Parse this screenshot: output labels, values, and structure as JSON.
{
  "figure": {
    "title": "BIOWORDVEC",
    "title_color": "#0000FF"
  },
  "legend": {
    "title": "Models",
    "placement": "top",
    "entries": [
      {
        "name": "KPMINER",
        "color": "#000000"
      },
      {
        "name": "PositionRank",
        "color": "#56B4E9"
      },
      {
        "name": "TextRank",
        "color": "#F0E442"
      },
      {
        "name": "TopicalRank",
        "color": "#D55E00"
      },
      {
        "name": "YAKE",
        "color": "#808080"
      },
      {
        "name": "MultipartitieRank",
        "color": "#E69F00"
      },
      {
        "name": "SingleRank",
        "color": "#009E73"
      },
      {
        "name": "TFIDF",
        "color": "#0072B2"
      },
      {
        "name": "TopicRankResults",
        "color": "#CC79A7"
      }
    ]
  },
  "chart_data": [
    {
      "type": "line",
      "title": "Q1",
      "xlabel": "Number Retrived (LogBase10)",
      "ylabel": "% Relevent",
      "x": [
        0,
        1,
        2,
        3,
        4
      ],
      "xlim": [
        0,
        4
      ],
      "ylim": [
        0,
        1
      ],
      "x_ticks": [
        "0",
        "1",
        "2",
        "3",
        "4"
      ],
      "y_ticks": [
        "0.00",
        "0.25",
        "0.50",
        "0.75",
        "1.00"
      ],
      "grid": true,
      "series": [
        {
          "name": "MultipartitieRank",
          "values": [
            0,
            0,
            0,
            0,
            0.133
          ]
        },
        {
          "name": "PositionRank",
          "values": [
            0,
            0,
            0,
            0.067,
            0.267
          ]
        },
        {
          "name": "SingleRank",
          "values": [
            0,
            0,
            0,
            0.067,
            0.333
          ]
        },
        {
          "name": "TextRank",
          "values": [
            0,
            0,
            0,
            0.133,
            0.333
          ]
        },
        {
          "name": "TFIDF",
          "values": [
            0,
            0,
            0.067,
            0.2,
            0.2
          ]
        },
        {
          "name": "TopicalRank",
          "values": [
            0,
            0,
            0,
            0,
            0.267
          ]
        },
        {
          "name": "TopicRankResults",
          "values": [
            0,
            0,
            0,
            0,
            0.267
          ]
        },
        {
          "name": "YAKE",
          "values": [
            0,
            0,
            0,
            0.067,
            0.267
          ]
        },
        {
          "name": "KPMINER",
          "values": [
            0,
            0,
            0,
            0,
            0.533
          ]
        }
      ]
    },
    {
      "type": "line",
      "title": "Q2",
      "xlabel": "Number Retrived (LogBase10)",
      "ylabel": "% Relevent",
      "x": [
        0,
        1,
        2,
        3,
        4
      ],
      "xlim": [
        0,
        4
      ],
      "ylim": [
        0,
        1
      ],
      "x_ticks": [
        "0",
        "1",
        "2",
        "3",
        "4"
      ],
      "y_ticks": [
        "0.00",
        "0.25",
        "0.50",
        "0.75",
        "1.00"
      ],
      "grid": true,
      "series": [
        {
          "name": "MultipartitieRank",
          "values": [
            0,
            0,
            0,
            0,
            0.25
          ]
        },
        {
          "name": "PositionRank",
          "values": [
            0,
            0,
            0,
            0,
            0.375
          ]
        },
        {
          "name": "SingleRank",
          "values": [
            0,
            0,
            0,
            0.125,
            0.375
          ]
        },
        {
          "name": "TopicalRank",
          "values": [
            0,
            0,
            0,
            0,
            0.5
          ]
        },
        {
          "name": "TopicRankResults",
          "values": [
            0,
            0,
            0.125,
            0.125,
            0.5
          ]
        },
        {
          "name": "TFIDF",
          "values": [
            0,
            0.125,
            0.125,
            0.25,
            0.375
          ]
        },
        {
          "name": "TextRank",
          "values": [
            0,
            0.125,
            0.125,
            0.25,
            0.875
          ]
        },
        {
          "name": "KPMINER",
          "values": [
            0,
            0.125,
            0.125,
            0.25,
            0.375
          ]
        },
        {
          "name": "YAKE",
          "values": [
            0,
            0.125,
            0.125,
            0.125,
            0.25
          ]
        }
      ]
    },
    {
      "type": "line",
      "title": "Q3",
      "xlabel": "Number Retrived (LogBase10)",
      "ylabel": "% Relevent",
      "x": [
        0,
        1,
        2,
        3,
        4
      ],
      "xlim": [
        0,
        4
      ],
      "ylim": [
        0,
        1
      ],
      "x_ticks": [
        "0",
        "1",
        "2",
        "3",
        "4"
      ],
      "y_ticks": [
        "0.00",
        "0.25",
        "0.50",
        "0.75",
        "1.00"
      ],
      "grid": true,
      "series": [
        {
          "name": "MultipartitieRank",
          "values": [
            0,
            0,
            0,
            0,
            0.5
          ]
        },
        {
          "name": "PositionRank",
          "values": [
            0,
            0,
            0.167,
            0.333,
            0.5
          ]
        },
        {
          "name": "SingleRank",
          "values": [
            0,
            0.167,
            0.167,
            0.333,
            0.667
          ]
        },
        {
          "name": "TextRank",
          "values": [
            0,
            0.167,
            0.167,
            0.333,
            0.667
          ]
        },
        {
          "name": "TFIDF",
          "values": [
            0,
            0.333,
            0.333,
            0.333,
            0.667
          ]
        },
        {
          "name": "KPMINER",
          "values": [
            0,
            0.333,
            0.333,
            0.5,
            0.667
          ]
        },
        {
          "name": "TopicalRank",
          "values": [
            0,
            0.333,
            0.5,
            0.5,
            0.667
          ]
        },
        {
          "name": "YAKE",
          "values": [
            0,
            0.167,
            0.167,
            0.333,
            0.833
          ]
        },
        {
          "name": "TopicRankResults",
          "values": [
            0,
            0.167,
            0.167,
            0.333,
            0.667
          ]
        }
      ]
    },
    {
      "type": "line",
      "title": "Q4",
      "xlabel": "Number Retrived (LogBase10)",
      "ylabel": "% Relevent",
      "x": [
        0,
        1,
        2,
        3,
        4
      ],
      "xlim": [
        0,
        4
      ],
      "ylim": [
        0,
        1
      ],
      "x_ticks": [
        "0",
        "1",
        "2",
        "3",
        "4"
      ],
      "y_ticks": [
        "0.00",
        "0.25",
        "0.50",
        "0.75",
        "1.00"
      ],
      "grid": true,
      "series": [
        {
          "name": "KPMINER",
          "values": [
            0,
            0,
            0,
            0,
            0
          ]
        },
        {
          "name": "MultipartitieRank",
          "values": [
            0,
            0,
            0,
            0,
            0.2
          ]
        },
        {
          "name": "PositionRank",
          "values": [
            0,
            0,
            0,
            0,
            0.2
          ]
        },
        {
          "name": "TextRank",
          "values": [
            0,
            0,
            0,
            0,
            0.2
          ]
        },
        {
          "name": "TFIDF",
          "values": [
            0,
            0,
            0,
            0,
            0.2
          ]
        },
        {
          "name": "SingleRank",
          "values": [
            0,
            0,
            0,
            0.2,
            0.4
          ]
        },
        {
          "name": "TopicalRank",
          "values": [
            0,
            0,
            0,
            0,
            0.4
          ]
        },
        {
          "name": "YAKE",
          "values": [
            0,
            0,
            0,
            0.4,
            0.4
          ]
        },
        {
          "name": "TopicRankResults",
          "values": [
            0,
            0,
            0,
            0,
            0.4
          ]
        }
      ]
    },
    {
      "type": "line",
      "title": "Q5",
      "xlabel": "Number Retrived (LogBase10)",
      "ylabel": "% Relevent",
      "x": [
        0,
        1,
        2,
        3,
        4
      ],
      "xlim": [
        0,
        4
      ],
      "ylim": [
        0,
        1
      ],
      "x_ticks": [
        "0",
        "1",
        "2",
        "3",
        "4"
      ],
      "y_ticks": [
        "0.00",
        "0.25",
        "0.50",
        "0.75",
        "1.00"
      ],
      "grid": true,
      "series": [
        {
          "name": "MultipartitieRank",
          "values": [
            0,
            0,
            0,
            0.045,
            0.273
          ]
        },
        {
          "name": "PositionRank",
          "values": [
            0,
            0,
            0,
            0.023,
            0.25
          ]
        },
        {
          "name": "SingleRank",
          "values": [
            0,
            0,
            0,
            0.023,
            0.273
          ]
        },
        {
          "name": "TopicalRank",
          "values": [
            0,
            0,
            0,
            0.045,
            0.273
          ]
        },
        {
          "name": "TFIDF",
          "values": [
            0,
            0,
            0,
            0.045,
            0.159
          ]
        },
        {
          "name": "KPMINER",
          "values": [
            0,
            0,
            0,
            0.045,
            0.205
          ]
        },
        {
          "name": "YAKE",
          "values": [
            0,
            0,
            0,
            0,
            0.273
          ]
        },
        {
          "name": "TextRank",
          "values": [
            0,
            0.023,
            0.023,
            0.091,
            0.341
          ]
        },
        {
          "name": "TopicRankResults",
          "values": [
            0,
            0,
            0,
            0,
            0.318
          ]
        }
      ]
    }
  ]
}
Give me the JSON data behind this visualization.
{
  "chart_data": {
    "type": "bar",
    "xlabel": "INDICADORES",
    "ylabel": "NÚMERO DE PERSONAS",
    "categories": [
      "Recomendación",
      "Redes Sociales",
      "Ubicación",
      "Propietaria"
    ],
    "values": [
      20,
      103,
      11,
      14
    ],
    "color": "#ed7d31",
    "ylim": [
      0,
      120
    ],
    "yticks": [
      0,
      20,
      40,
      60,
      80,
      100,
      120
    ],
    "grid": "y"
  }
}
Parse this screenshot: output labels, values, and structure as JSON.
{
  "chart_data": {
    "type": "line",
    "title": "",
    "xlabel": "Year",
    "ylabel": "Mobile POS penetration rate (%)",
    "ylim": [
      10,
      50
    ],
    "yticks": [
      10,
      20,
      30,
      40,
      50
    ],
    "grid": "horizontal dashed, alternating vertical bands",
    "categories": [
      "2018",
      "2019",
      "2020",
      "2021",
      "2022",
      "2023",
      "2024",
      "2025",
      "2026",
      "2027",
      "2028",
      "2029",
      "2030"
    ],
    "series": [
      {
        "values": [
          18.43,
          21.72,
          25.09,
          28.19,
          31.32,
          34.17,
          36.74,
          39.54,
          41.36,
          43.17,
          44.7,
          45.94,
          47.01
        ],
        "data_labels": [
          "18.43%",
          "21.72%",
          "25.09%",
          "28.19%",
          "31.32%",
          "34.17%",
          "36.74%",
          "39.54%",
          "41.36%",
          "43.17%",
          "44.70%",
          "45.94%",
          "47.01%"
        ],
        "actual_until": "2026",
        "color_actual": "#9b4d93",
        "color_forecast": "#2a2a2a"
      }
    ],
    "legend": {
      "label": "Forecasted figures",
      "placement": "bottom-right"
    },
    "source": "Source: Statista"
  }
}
# # # # #
*TASK DETAILS*:
Write out only what runs from the line holding "Give me the" through the last line of the records, exactly as shown.

*RESPONSE*:
Give me the JSON data behind this visualization.
{
  "chart_data": {
    "type": "bar",
    "xlabel": "INDICADORES",
    "ylabel": "NÚMERO DE PERSONAS",
    "categories": [
      "Recomendación",
      "Redes Sociales",
      "Ubicación",
      "Propietaria"
    ],
    "values": [
      20,
      103,
      11,
      14
    ],
    "color": "#ed7d31",
    "ylim": [
      0,
      120
    ],
    "yticks": [
      0,
      20,
      40,
      60,
      80,
      100,
      120
    ],
    "grid": "y"
  }
}
Parse this screenshot: output labels, values, and structure as JSON.
{
  "chart_data": {
    "type": "line",
    "title": "",
    "xlabel": "Year",
    "ylabel": "Mobile POS penetration rate (%)",
    "ylim": [
      10,
      50
    ],
    "yticks": [
      10,
      20,
      30,
      40,
      50
    ],
    "grid": "horizontal dashed, alternating vertical bands",
    "categories": [
      "2018",
      "2019",
      "2020",
      "2021",
      "2022",
      "2023",
      "2024",
      "2025",
      "2026",
      "2027",
      "2028",
      "2029",
      "2030"
    ],
    "series": [
      {
        "values": [
          18.43,
          21.72,
          25.09,
          28.19,
          31.32,
          34.17,
          36.74,
          39.54,
          41.36,
          43.17,
          44.7,
          45.94,
          47.01
        ],
        "data_labels": [
          "18.43%",
          "21.72%",
          "25.09%",
          "28.19%",
          "31.32%",
          "34.17%",
          "36.74%",
          "39.54%",
          "41.36%",
          "43.17%",
          "44.70%",
          "45.94%",
          "47.01%"
        ],
        "actual_until": "2026",
        "color_actual": "#9b4d93",
        "color_forecast": "#2a2a2a"
      }
    ],
    "legend": {
      "label": "Forecasted figures",
      "placement": "bottom-right"
    },
    "source": "Source: Statista"
  }
}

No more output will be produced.